- ЗАДАНИЯ:
[A] Изложите короче или в виде списка абзац статьи о закрытости данных в России, который начинается словами «С весны 2022 года», сохранив его главные факты.
[B] Продолжите статью о закрытости данных в России, начав сразу после её последнего предложения.

***** ФРАГМЕНТ ТЕКСТА

T-invariant: Осторожно, данные закрываются. Россия становится всё менее прозрачной для исследователей
T-invariant, 22.07.24
Автор: Александр Семенов
С весны 2022 года российские органы власти начали массово скрывать любую прежде доступную информацию: персональные данные о чиновниках и топ-менеджерах госкомпаний, экономические показатели, статистику о валютных внебиржевых торгах. Особенно сложно стало проводить социологические исследования, которые и раньше были не самой простой задачей. Растущее административное давление, угроза политических репрессий и закрытость данных ставят перед учёными-исследователями новые вызовы. Но, несмотря на эти препятствия, существуют стратегии и методы, которые позволяют даже во время войны проводить научные исследования в России. T-invariant выяснил, как учёные, журналисты и аналитики преодолевают сложности, связанные с закрытостью данных и противодействием со стороны государства, — по следам недавней онлайн-дискуссии с участием видных data-scientists.

**********
***** ИСХОДНЫЕ ДАННЫЕ

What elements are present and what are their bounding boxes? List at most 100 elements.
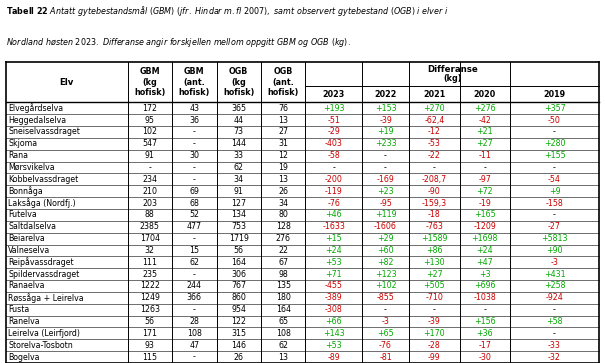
Text: 172: 172 (142, 104, 157, 113)
Text: -: - (193, 127, 196, 136)
Text: -924: -924 (546, 293, 563, 302)
Text: Heggedalselva: Heggedalselva (8, 116, 67, 125)
Text: +66: +66 (325, 317, 342, 326)
Text: +1698: +1698 (472, 234, 498, 243)
Text: -403: -403 (325, 139, 342, 148)
Text: 244: 244 (187, 281, 202, 290)
Text: $\bf{Tabell\ 22}$ $\it{Antatt\ gytebestandsmål\ (GBM)\ (jfr.\ Hindar\ m.fl\ 2007: $\bf{Tabell\ 22}$ $\it{Antatt\ gytebesta… (6, 4, 449, 18)
Text: 26: 26 (234, 352, 244, 362)
Text: Leirelva (Leirfjord): Leirelva (Leirfjord) (8, 329, 80, 338)
Text: -389: -389 (325, 293, 342, 302)
Text: -33: -33 (548, 341, 561, 350)
Text: Fusta: Fusta (8, 305, 30, 314)
Text: 98: 98 (278, 270, 288, 279)
Text: 34: 34 (278, 199, 288, 208)
Text: +27: +27 (426, 270, 443, 279)
Text: Laksåga (Nordfj.): Laksåga (Nordfj.) (8, 198, 76, 208)
Text: GBM
(kg
hofisk): GBM (kg hofisk) (134, 68, 166, 97)
Text: -855: -855 (377, 293, 394, 302)
Text: 171: 171 (142, 329, 157, 338)
Text: -200: -200 (325, 175, 342, 184)
Text: 135: 135 (276, 281, 291, 290)
Text: +276: +276 (474, 104, 495, 113)
Text: -: - (193, 352, 196, 362)
Text: 276: 276 (276, 234, 291, 243)
Text: Skjoma: Skjoma (8, 139, 38, 148)
Text: -159,3: -159,3 (422, 199, 447, 208)
Text: -1038: -1038 (474, 293, 496, 302)
Text: 1719: 1719 (229, 234, 249, 243)
Text: 954: 954 (231, 305, 246, 314)
Text: 65: 65 (278, 317, 288, 326)
Text: -17: -17 (479, 341, 491, 350)
Text: +505: +505 (424, 281, 445, 290)
Text: Kobbelvassdraget: Kobbelvassdraget (8, 175, 79, 184)
Text: -58: -58 (327, 151, 340, 160)
Text: +24: +24 (477, 246, 493, 255)
Text: +270: +270 (424, 104, 445, 113)
Text: 134: 134 (231, 211, 246, 219)
Text: 68: 68 (189, 199, 199, 208)
Text: 164: 164 (276, 305, 291, 314)
Text: -: - (483, 305, 486, 314)
Text: 144: 144 (231, 139, 246, 148)
Text: 111: 111 (142, 258, 157, 267)
Text: +193: +193 (323, 104, 344, 113)
Text: -: - (193, 234, 196, 243)
Text: -22: -22 (428, 151, 441, 160)
Text: 1263: 1263 (140, 305, 160, 314)
Text: 91: 91 (145, 151, 155, 160)
Text: 13: 13 (278, 116, 288, 125)
Text: +119: +119 (374, 211, 396, 219)
Text: 235: 235 (142, 270, 157, 279)
Text: +21: +21 (477, 127, 493, 136)
Text: -: - (332, 163, 335, 172)
Text: -42: -42 (479, 116, 491, 125)
Text: 767: 767 (231, 281, 246, 290)
Text: +258: +258 (544, 281, 565, 290)
Text: +90: +90 (546, 246, 563, 255)
Text: -99: -99 (428, 352, 440, 362)
Text: 203: 203 (142, 199, 157, 208)
Text: -: - (148, 163, 151, 172)
Text: 753: 753 (231, 222, 246, 231)
Text: -50: -50 (548, 116, 561, 125)
Text: -308: -308 (325, 305, 342, 314)
Text: -1633: -1633 (322, 222, 345, 231)
Text: 860: 860 (231, 293, 246, 302)
Text: -12: -12 (428, 127, 441, 136)
Text: 2023: 2023 (322, 90, 345, 99)
Text: -39: -39 (428, 317, 441, 326)
Text: Futelva: Futelva (8, 211, 37, 219)
Text: Ranaelva: Ranaelva (8, 281, 45, 290)
Text: -: - (193, 270, 196, 279)
Text: -19: -19 (479, 199, 491, 208)
Text: +280: +280 (544, 139, 565, 148)
Text: 34: 34 (234, 175, 244, 184)
Text: -208,7: -208,7 (422, 175, 447, 184)
Text: +153: +153 (374, 104, 396, 113)
Text: 13: 13 (278, 352, 288, 362)
Text: 67: 67 (278, 258, 288, 267)
Text: +165: +165 (474, 211, 495, 219)
Text: +36: +36 (477, 329, 493, 338)
Text: 15: 15 (189, 246, 199, 255)
Text: -76: -76 (327, 199, 340, 208)
Text: +156: +156 (474, 317, 495, 326)
Text: 62: 62 (278, 341, 288, 350)
Text: 36: 36 (189, 116, 199, 125)
Text: $\it{Nordland\ høsten\ 2023.\ Differanse\ angir\ forskjellen\ mellom\ oppgitt\ G: $\it{Nordland\ høsten\ 2023.\ Differanse… (6, 36, 351, 49)
Text: 33: 33 (234, 151, 244, 160)
Text: 127: 127 (231, 199, 246, 208)
Text: 108: 108 (276, 329, 290, 338)
Text: -: - (553, 211, 556, 219)
Text: -: - (483, 163, 486, 172)
Text: 2021: 2021 (424, 90, 445, 99)
Text: 28: 28 (189, 317, 199, 326)
Text: +696: +696 (474, 281, 495, 290)
Text: Bonnåga: Bonnåga (8, 186, 43, 196)
Text: 365: 365 (231, 104, 246, 113)
Text: 30: 30 (189, 151, 199, 160)
Text: -: - (193, 175, 196, 184)
Text: -51: -51 (327, 116, 340, 125)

**********

- ОТВЕТЫ К ЗАДАНИЯМ:
[A]
- С весны 2022 года российские органы власти массово скрывают прежде доступную информацию. Среди неё персональные данные о чиновниках и топ-менеджерах госкомпаний, экономические показатели и статистика о валютных внебиржевых торгах.
- Особенно сложно стало проводить социологические исследования, которые и раньше были непростой задачей.
- Административное давление, угроза политических репрессий и закрытость данных ставят перед учёными новые вызовы.
- Несмотря на это, существуют стратегии и методы, позволяющие проводить научные исследования в России даже во время войны.
- T-invariant по следам онлайн-дискуссии с участием видных data-scientists выяснил, как учёные, журналисты и аналитики преодолевают закрытость данных и противодействие государства.

[B]
Процесс закрытия больших данных от «посторонних» (под которыми государство понимает как иностранных наблюдателей, так и российских исследователей или независимых журналистов) в России тем нагляднее, что до недавнего времени в стране активно развивалась «инфраструктура открытости». Благодаря таким проектам, как «Госзакупки» и «Открытое правительство», объём открытых данных в России был больше, чем в большинстве автократий и даже в большинстве европейских стран. Однако в последние шесть-семь лет, реагируя на иностранные санкции и антикоррупционные расследования общественников и СМИ, госструктуры стали прятать данные, удаляя их из публичного доступа.
Например, с 2017 года российское правительство существенно ограничило доступ к данным о государственных закупках, ссылаясь на вопросы национальной безопасности. Многие контракты, особенно связанные с военными и стратегически важными объектами, больше не публикуются в открытых источниках. После начала войны, в феврале 2024 года, этот процесс ускорился, а data-исследователи столкнулись с тем, что утратили доступ сразу к десяткам датасетов, открытым базам данных. О сложностях работы с открытыми данными в России после 24 февраля 2022 года социологи, политологи и дата-журналисты рассказали в рамках научной дискуссии на YouTube-стриме исследовательского центра «Коллективное действие».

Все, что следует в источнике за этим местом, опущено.